**RECORD LIST**
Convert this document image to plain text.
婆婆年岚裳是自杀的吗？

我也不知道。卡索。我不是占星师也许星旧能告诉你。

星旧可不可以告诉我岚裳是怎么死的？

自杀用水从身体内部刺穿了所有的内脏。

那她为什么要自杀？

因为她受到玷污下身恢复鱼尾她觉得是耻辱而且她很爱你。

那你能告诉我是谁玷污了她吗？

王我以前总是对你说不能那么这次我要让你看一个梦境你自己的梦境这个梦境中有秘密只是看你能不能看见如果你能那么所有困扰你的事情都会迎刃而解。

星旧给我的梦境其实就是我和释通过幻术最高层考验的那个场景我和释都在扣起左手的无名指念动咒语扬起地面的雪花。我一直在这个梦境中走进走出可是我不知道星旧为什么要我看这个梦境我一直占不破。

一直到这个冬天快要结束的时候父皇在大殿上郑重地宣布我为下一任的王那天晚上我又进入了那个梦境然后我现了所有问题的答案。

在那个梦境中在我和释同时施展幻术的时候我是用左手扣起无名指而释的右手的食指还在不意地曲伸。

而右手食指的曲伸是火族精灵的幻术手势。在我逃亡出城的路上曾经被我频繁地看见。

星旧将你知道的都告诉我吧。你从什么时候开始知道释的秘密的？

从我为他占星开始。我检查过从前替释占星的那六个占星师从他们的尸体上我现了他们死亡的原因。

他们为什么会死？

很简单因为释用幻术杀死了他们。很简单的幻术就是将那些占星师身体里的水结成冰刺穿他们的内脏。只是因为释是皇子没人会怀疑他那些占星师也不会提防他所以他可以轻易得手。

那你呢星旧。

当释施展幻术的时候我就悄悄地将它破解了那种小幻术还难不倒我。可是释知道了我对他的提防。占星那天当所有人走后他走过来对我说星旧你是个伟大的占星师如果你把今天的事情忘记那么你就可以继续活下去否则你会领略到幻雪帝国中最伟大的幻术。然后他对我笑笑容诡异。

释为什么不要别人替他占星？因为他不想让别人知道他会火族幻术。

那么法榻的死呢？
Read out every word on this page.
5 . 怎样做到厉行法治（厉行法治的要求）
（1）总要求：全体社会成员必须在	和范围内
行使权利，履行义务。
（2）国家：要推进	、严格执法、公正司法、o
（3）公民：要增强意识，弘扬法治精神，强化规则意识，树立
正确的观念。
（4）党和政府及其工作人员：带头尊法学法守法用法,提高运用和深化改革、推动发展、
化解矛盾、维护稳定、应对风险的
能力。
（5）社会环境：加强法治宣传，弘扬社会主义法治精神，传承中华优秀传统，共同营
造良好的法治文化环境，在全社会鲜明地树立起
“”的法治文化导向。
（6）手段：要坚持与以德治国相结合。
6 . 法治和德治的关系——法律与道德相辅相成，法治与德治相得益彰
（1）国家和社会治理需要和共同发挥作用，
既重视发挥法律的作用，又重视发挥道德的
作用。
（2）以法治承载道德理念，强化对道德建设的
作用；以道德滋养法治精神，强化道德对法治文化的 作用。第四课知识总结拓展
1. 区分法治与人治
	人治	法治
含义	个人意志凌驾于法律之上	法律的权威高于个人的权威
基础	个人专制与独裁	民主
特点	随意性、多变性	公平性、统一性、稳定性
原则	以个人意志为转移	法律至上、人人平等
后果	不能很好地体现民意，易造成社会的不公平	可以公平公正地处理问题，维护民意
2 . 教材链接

**WRITTEN EXERCISE**
Only a number is needed: how many lines of the material above contain "this"?

**ANSWER**
2